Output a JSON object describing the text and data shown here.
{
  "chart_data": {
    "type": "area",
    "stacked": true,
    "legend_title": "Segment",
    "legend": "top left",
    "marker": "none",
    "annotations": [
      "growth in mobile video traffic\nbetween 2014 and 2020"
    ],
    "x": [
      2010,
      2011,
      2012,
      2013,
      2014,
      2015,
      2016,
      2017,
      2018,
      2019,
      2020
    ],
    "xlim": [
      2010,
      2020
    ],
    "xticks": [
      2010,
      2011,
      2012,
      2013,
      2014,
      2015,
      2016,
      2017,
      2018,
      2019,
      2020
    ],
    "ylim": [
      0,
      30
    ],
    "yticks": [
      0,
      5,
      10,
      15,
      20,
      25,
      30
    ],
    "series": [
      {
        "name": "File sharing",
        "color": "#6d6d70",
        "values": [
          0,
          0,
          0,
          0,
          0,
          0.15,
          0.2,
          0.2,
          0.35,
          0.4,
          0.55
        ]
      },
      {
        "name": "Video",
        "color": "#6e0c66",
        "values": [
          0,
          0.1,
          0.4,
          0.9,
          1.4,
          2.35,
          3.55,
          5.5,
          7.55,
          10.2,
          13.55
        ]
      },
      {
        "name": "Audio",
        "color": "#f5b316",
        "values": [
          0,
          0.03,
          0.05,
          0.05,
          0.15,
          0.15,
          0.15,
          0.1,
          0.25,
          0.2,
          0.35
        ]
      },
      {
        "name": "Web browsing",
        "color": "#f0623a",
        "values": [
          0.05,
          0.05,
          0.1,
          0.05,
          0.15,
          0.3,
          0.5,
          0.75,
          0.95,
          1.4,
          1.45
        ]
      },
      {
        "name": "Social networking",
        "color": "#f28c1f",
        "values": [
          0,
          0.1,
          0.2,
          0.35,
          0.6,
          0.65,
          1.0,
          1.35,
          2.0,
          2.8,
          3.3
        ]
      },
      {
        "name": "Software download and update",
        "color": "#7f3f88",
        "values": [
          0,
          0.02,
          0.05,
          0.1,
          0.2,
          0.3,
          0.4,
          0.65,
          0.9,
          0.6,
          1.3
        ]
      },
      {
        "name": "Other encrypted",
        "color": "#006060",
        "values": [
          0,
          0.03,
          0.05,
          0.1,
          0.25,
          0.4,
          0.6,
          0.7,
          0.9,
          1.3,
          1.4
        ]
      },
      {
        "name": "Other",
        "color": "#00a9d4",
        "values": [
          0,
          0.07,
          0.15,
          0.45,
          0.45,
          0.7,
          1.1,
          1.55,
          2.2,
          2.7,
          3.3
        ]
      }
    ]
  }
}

==============================

Reproduce the whole listing word for word.

Output a JSON object describing the text and data shown here.
{
  "chart_data": {
    "type": "area",
    "stacked": true,
    "legend_title": "Segment",
    "legend": "top left",
    "marker": "none",
    "annotations": [
      "growth in mobile video traffic\nbetween 2014 and 2020"
    ],
    "x": [
      2010,
      2011,
      2012,
      2013,
      2014,
      2015,
      2016,
      2017,
      2018,
      2019,
      2020
    ],
    "xlim": [
      2010,
      2020
    ],
    "xticks": [
      2010,
      2011,
      2012,
      2013,
      2014,
      2015,
      2016,
      2017,
      2018,
      2019,
      2020
    ],
    "ylim": [
      0,
      30
    ],
    "yticks": [
      0,
      5,
      10,
      15,
      20,
      25,
      30
    ],
    "series": [
      {
        "name": "File sharing",
        "color": "#6d6d70",
        "values": [
          0,
          0,
          0,
          0,
          0,
          0.15,
          0.2,
          0.2,
          0.35,
          0.4,
          0.55
        ]
      },
      {
        "name": "Video",
        "color": "#6e0c66",
        "values": [
          0,
          0.1,
          0.4,
          0.9,
          1.4,
          2.35,
          3.55,
          5.5,
          7.55,
          10.2,
          13.55
        ]
      },
      {
        "name": "Audio",
        "color": "#f5b316",
        "values": [
          0,
          0.03,
          0.05,
          0.05,
          0.15,
          0.15,
          0.15,
          0.1,
          0.25,
          0.2,
          0.35
        ]
      },
      {
        "name": "Web browsing",
        "color": "#f0623a",
        "values": [
          0.05,
          0.05,
          0.1,
          0.05,
          0.15,
          0.3,
          0.5,
          0.75,
          0.95,
          1.4,
          1.45
        ]
      },
      {
        "name": "Social networking",
        "color": "#f28c1f",
        "values": [
          0,
          0.1,
          0.2,
          0.35,
          0.6,
          0.65,
          1.0,
          1.35,
          2.0,
          2.8,
          3.3
        ]
      },
      {
        "name": "Software download and update",
        "color": "#7f3f88",
        "values": [
          0,
          0.02,
          0.05,
          0.1,
          0.2,
          0.3,
          0.4,
          0.65,
          0.9,
          0.6,
          1.3
        ]
      },
      {
        "name": "Other encrypted",
        "color": "#006060",
        "values": [
          0,
          0.03,
          0.05,
          0.1,
          0.25,
          0.4,
          0.6,
          0.7,
          0.9,
          1.3,
          1.4
        ]
      },
      {
        "name": "Other",
        "color": "#00a9d4",
        "values": [
          0,
          0.07,
          0.15,
          0.45,
          0.45,
          0.7,
          1.1,
          1.55,
          2.2,
          2.7,
          3.3
        ]
      }
    ]
  }
}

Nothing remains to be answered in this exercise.